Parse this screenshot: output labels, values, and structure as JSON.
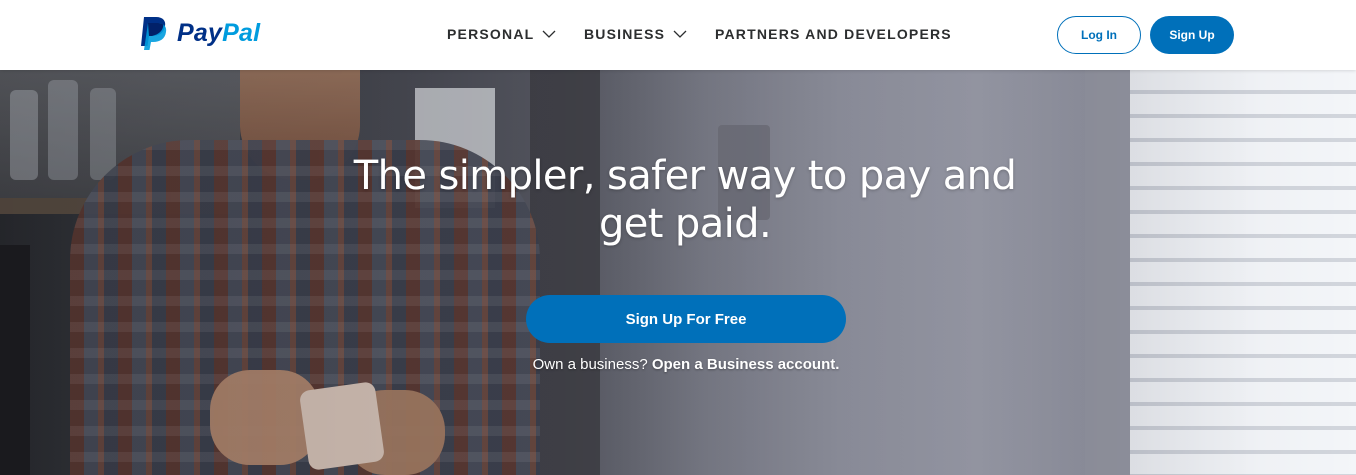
{
  "brand": {
    "logo_text_pay": "Pay",
    "logo_text_pal": "Pal",
    "colors": {
      "navy": "#003087",
      "light_blue": "#009cde",
      "button_blue": "#0070ba"
    }
  },
  "nav": {
    "items": [
      {
        "label": "PERSONAL",
        "has_dropdown": true
      },
      {
        "label": "BUSINESS",
        "has_dropdown": true
      },
      {
        "label": "PARTNERS AND DEVELOPERS",
        "has_dropdown": false
      }
    ]
  },
  "header_actions": {
    "login_label": "Log In",
    "signup_label": "Sign Up"
  },
  "hero": {
    "title": "The simpler, safer way to pay and get paid.",
    "cta_label": "Sign Up For Free",
    "business_prompt": "Own a business?",
    "business_link": "Open a Business account."
  }
}
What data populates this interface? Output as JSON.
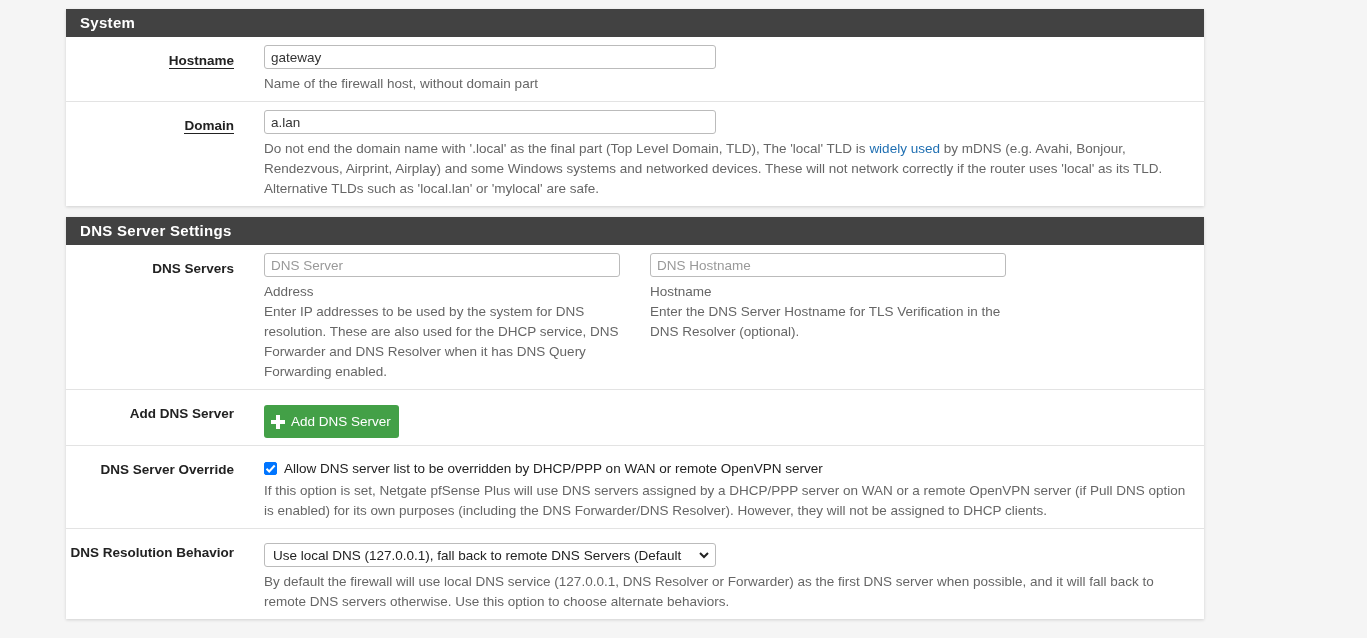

---------------

• AIM OF THE TASK: Repeat the material above verbatim, with no pictures in the output.

• OUTPUT FOR THIS TASK:
Parse this screenshot: output labels, values, and structure as JSON.
{
  "brand": {
    "logo_text_pay": "Pay",
    "logo_text_pal": "Pal",
    "colors": {
      "navy": "#003087",
      "light_blue": "#009cde",
      "button_blue": "#0070ba"
    }
  },
  "nav": {
    "items": [
      {
        "label": "PERSONAL",
        "has_dropdown": true
      },
      {
        "label": "BUSINESS",
        "has_dropdown": true
      },
      {
        "label": "PARTNERS AND DEVELOPERS",
        "has_dropdown": false
      }
    ]
  },
  "header_actions": {
    "login_label": "Log In",
    "signup_label": "Sign Up"
  },
  "hero": {
    "title": "The simpler, safer way to pay and get paid.",
    "cta_label": "Sign Up For Free",
    "business_prompt": "Own a business?",
    "business_link": "Open a Business account."
  }
}
What data populates this interface? Output as JSON.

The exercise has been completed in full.